Records excerpted from a collection
============
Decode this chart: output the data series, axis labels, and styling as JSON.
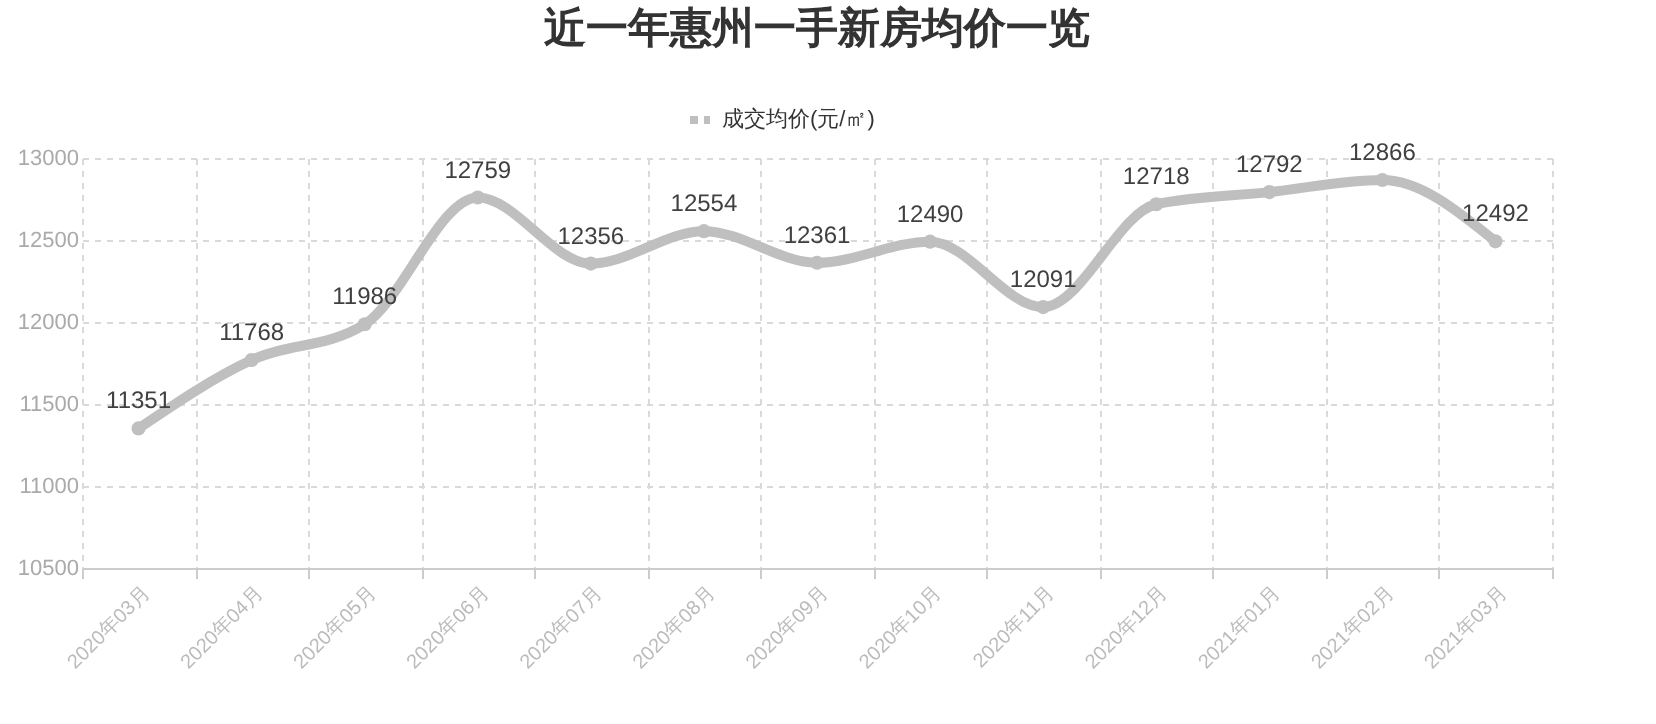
{
  "chart_data": {
    "type": "line",
    "title": "近一年惠州一手新房均价一览",
    "categories": [
      "2020年03月",
      "2020年04月",
      "2020年05月",
      "2020年06月",
      "2020年07月",
      "2020年08月",
      "2020年09月",
      "2020年10月",
      "2020年11月",
      "2020年12月",
      "2021年01月",
      "2021年02月",
      "2021年03月"
    ],
    "series": [
      {
        "name": "成交均价(元/㎡)",
        "color": "#bfbfbf",
        "values": [
          11351,
          11768,
          11986,
          12759,
          12356,
          12554,
          12361,
          12490,
          12091,
          12718,
          12792,
          12866,
          12492
        ]
      }
    ],
    "ylim": [
      10500,
      13000
    ],
    "yticks": [
      10500,
      11000,
      11500,
      12000,
      12500,
      13000
    ],
    "grid": true,
    "legend": "top",
    "marker": "circle",
    "line_style": "solid",
    "data_labels": true
  }
}
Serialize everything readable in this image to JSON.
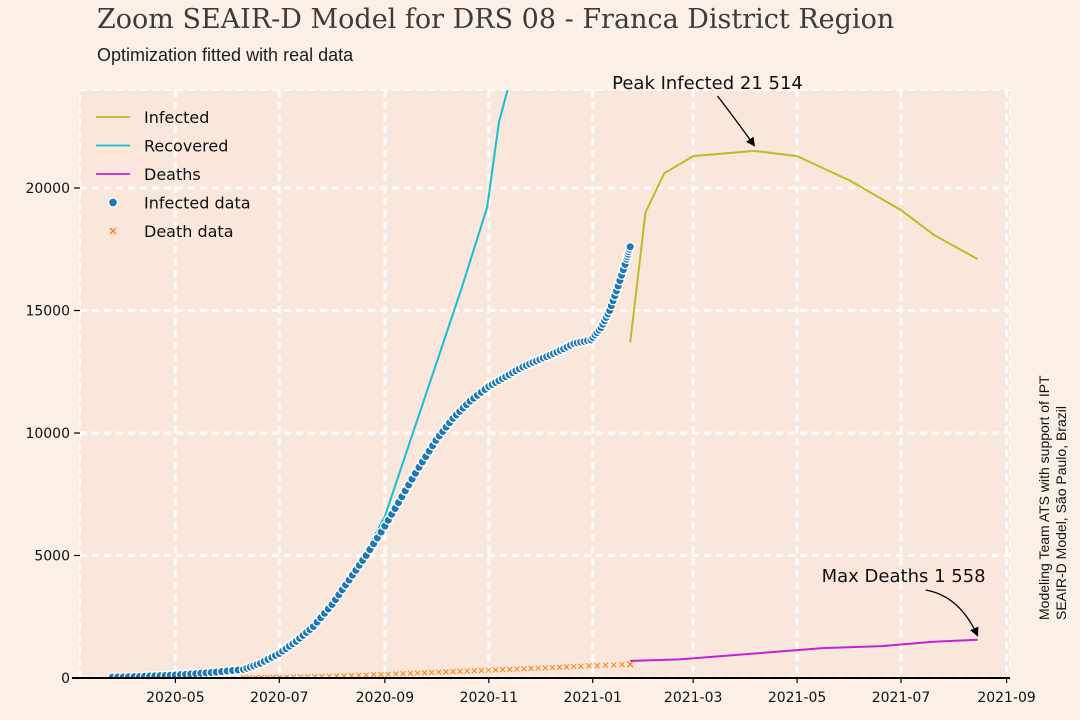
{
  "header": {
    "title": "Zoom SEAIR-D Model for DRS 08 - Franca District Region",
    "subtitle": "Optimization fitted with real data"
  },
  "credit": {
    "line1": "Modeling Team ATS with support of IPT",
    "line2": "SEAIR-D Model, São Paulo, Brazil"
  },
  "chart_data": {
    "type": "line",
    "title": "Zoom SEAIR-D Model for DRS 08 - Franca District Region",
    "subtitle": "Optimization fitted with real data",
    "xlabel": "",
    "ylabel": "",
    "x_range": [
      "2020-03-06",
      "2021-09-03"
    ],
    "ylim": [
      0,
      24000
    ],
    "x_ticks": [
      "2020-05",
      "2020-07",
      "2020-09",
      "2020-11",
      "2021-01",
      "2021-03",
      "2021-05",
      "2021-07",
      "2021-09"
    ],
    "y_ticks": [
      0,
      5000,
      10000,
      15000,
      20000
    ],
    "grid": true,
    "legend_position": "top-left",
    "colors": {
      "infected": "#bcbd22",
      "recovered": "#17becf",
      "deaths": "#c71fd6",
      "infected_data": "#1f77b4",
      "death_data": "#ff7f0e",
      "background": "#fcf0e6",
      "plot_area": "#f9e7dc"
    },
    "series": [
      {
        "name": "Infected",
        "style": "line",
        "points": [
          [
            "2021-01-23",
            13700
          ],
          [
            "2021-02-01",
            19000
          ],
          [
            "2021-02-12",
            20600
          ],
          [
            "2021-03-01",
            21300
          ],
          [
            "2021-04-06",
            21514
          ],
          [
            "2021-05-01",
            21300
          ],
          [
            "2021-06-01",
            20300
          ],
          [
            "2021-07-01",
            19100
          ],
          [
            "2021-07-20",
            18100
          ],
          [
            "2021-08-15",
            17100
          ]
        ]
      },
      {
        "name": "Recovered",
        "style": "line",
        "points": [
          [
            "2020-06-10",
            300
          ],
          [
            "2020-07-01",
            1000
          ],
          [
            "2020-07-27",
            2400
          ],
          [
            "2020-08-16",
            4500
          ],
          [
            "2020-09-01",
            6600
          ],
          [
            "2020-09-16",
            9700
          ],
          [
            "2020-10-01",
            12800
          ],
          [
            "2020-10-16",
            15900
          ],
          [
            "2020-10-31",
            19200
          ],
          [
            "2020-11-07",
            22700
          ],
          [
            "2020-11-12",
            24000
          ]
        ]
      },
      {
        "name": "Deaths",
        "style": "line",
        "points": [
          [
            "2021-01-23",
            700
          ],
          [
            "2021-02-21",
            760
          ],
          [
            "2021-04-06",
            1000
          ],
          [
            "2021-05-16",
            1220
          ],
          [
            "2021-06-20",
            1300
          ],
          [
            "2021-07-20",
            1480
          ],
          [
            "2021-08-15",
            1558
          ]
        ]
      },
      {
        "name": "Infected data",
        "style": "scatter",
        "points": [
          [
            "2020-03-25",
            30
          ],
          [
            "2020-04-10",
            60
          ],
          [
            "2020-04-25",
            100
          ],
          [
            "2020-05-10",
            160
          ],
          [
            "2020-05-25",
            240
          ],
          [
            "2020-06-10",
            350
          ],
          [
            "2020-06-20",
            600
          ],
          [
            "2020-07-01",
            1000
          ],
          [
            "2020-07-11",
            1500
          ],
          [
            "2020-07-21",
            2100
          ],
          [
            "2020-08-01",
            3000
          ],
          [
            "2020-08-11",
            4000
          ],
          [
            "2020-08-21",
            5000
          ],
          [
            "2020-09-01",
            6200
          ],
          [
            "2020-09-11",
            7400
          ],
          [
            "2020-09-21",
            8600
          ],
          [
            "2020-10-01",
            9700
          ],
          [
            "2020-10-11",
            10600
          ],
          [
            "2020-10-21",
            11300
          ],
          [
            "2020-11-01",
            11900
          ],
          [
            "2020-11-11",
            12300
          ],
          [
            "2020-11-21",
            12700
          ],
          [
            "2020-12-01",
            13000
          ],
          [
            "2020-12-11",
            13300
          ],
          [
            "2020-12-21",
            13650
          ],
          [
            "2020-12-31",
            13800
          ],
          [
            "2021-01-06",
            14300
          ],
          [
            "2021-01-11",
            15000
          ],
          [
            "2021-01-16",
            16000
          ],
          [
            "2021-01-21",
            17100
          ],
          [
            "2021-01-23",
            17600
          ]
        ]
      },
      {
        "name": "Death data",
        "style": "scatter",
        "points": [
          [
            "2020-06-10",
            10
          ],
          [
            "2020-07-01",
            30
          ],
          [
            "2020-07-26",
            60
          ],
          [
            "2020-08-21",
            120
          ],
          [
            "2020-09-16",
            190
          ],
          [
            "2020-10-11",
            260
          ],
          [
            "2020-11-05",
            330
          ],
          [
            "2020-11-30",
            400
          ],
          [
            "2020-12-25",
            480
          ],
          [
            "2021-01-23",
            560
          ]
        ]
      }
    ],
    "annotations": [
      {
        "text": "Peak Infected 21 514",
        "x": "2021-04-06",
        "y": 21514
      },
      {
        "text": "Max Deaths 1 558",
        "x": "2021-08-15",
        "y": 1558
      }
    ]
  }
}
============
_TASK TO COMPLETE_
Without the pictures, repeat all the records word for word.

_RESULT OF THIS EXERCISE_
Decode this chart: output the data series, axis labels, and styling as JSON.
{
  "chart_data": {
    "type": "line",
    "title": "近一年惠州一手新房均价一览",
    "categories": [
      "2020年03月",
      "2020年04月",
      "2020年05月",
      "2020年06月",
      "2020年07月",
      "2020年08月",
      "2020年09月",
      "2020年10月",
      "2020年11月",
      "2020年12月",
      "2021年01月",
      "2021年02月",
      "2021年03月"
    ],
    "series": [
      {
        "name": "成交均价(元/㎡)",
        "color": "#bfbfbf",
        "values": [
          11351,
          11768,
          11986,
          12759,
          12356,
          12554,
          12361,
          12490,
          12091,
          12718,
          12792,
          12866,
          12492
        ]
      }
    ],
    "ylim": [
      10500,
      13000
    ],
    "yticks": [
      10500,
      11000,
      11500,
      12000,
      12500,
      13000
    ],
    "grid": true,
    "legend": "top",
    "marker": "circle",
    "line_style": "solid",
    "data_labels": true
  }
}
Serialize everything readable in this image to JSON.
{
  "header": {
    "title": "Zoom SEAIR-D Model for DRS 08 - Franca District Region",
    "subtitle": "Optimization fitted with real data"
  },
  "credit": {
    "line1": "Modeling Team ATS with support of IPT",
    "line2": "SEAIR-D Model, São Paulo, Brazil"
  },
  "chart_data": {
    "type": "line",
    "title": "Zoom SEAIR-D Model for DRS 08 - Franca District Region",
    "subtitle": "Optimization fitted with real data",
    "xlabel": "",
    "ylabel": "",
    "x_range": [
      "2020-03-06",
      "2021-09-03"
    ],
    "ylim": [
      0,
      24000
    ],
    "x_ticks": [
      "2020-05",
      "2020-07",
      "2020-09",
      "2020-11",
      "2021-01",
      "2021-03",
      "2021-05",
      "2021-07",
      "2021-09"
    ],
    "y_ticks": [
      0,
      5000,
      10000,
      15000,
      20000
    ],
    "grid": true,
    "legend_position": "top-left",
    "colors": {
      "infected": "#bcbd22",
      "recovered": "#17becf",
      "deaths": "#c71fd6",
      "infected_data": "#1f77b4",
      "death_data": "#ff7f0e",
      "background": "#fcf0e6",
      "plot_area": "#f9e7dc"
    },
    "series": [
      {
        "name": "Infected",
        "style": "line",
        "points": [
          [
            "2021-01-23",
            13700
          ],
          [
            "2021-02-01",
            19000
          ],
          [
            "2021-02-12",
            20600
          ],
          [
            "2021-03-01",
            21300
          ],
          [
            "2021-04-06",
            21514
          ],
          [
            "2021-05-01",
            21300
          ],
          [
            "2021-06-01",
            20300
          ],
          [
            "2021-07-01",
            19100
          ],
          [
            "2021-07-20",
            18100
          ],
          [
            "2021-08-15",
            17100
          ]
        ]
      },
      {
        "name": "Recovered",
        "style": "line",
        "points": [
          [
            "2020-06-10",
            300
          ],
          [
            "2020-07-01",
            1000
          ],
          [
            "2020-07-27",
            2400
          ],
          [
            "2020-08-16",
            4500
          ],
          [
            "2020-09-01",
            6600
          ],
          [
            "2020-09-16",
            9700
          ],
          [
            "2020-10-01",
            12800
          ],
          [
            "2020-10-16",
            15900
          ],
          [
            "2020-10-31",
            19200
          ],
          [
            "2020-11-07",
            22700
          ],
          [
            "2020-11-12",
            24000
          ]
        ]
      },
      {
        "name": "Deaths",
        "style": "line",
        "points": [
          [
            "2021-01-23",
            700
          ],
          [
            "2021-02-21",
            760
          ],
          [
            "2021-04-06",
            1000
          ],
          [
            "2021-05-16",
            1220
          ],
          [
            "2021-06-20",
            1300
          ],
          [
            "2021-07-20",
            1480
          ],
          [
            "2021-08-15",
            1558
          ]
        ]
      },
      {
        "name": "Infected data",
        "style": "scatter",
        "points": [
          [
            "2020-03-25",
            30
          ],
          [
            "2020-04-10",
            60
          ],
          [
            "2020-04-25",
            100
          ],
          [
            "2020-05-10",
            160
          ],
          [
            "2020-05-25",
            240
          ],
          [
            "2020-06-10",
            350
          ],
          [
            "2020-06-20",
            600
          ],
          [
            "2020-07-01",
            1000
          ],
          [
            "2020-07-11",
            1500
          ],
          [
            "2020-07-21",
            2100
          ],
          [
            "2020-08-01",
            3000
          ],
          [
            "2020-08-11",
            4000
          ],
          [
            "2020-08-21",
            5000
          ],
          [
            "2020-09-01",
            6200
          ],
          [
            "2020-09-11",
            7400
          ],
          [
            "2020-09-21",
            8600
          ],
          [
            "2020-10-01",
            9700
          ],
          [
            "2020-10-11",
            10600
          ],
          [
            "2020-10-21",
            11300
          ],
          [
            "2020-11-01",
            11900
          ],
          [
            "2020-11-11",
            12300
          ],
          [
            "2020-11-21",
            12700
          ],
          [
            "2020-12-01",
            13000
          ],
          [
            "2020-12-11",
            13300
          ],
          [
            "2020-12-21",
            13650
          ],
          [
            "2020-12-31",
            13800
          ],
          [
            "2021-01-06",
            14300
          ],
          [
            "2021-01-11",
            15000
          ],
          [
            "2021-01-16",
            16000
          ],
          [
            "2021-01-21",
            17100
          ],
          [
            "2021-01-23",
            17600
          ]
        ]
      },
      {
        "name": "Death data",
        "style": "scatter",
        "points": [
          [
            "2020-06-10",
            10
          ],
          [
            "2020-07-01",
            30
          ],
          [
            "2020-07-26",
            60
          ],
          [
            "2020-08-21",
            120
          ],
          [
            "2020-09-16",
            190
          ],
          [
            "2020-10-11",
            260
          ],
          [
            "2020-11-05",
            330
          ],
          [
            "2020-11-30",
            400
          ],
          [
            "2020-12-25",
            480
          ],
          [
            "2021-01-23",
            560
          ]
        ]
      }
    ],
    "annotations": [
      {
        "text": "Peak Infected 21 514",
        "x": "2021-04-06",
        "y": 21514
      },
      {
        "text": "Max Deaths 1 558",
        "x": "2021-08-15",
        "y": 1558
      }
    ]
  }
}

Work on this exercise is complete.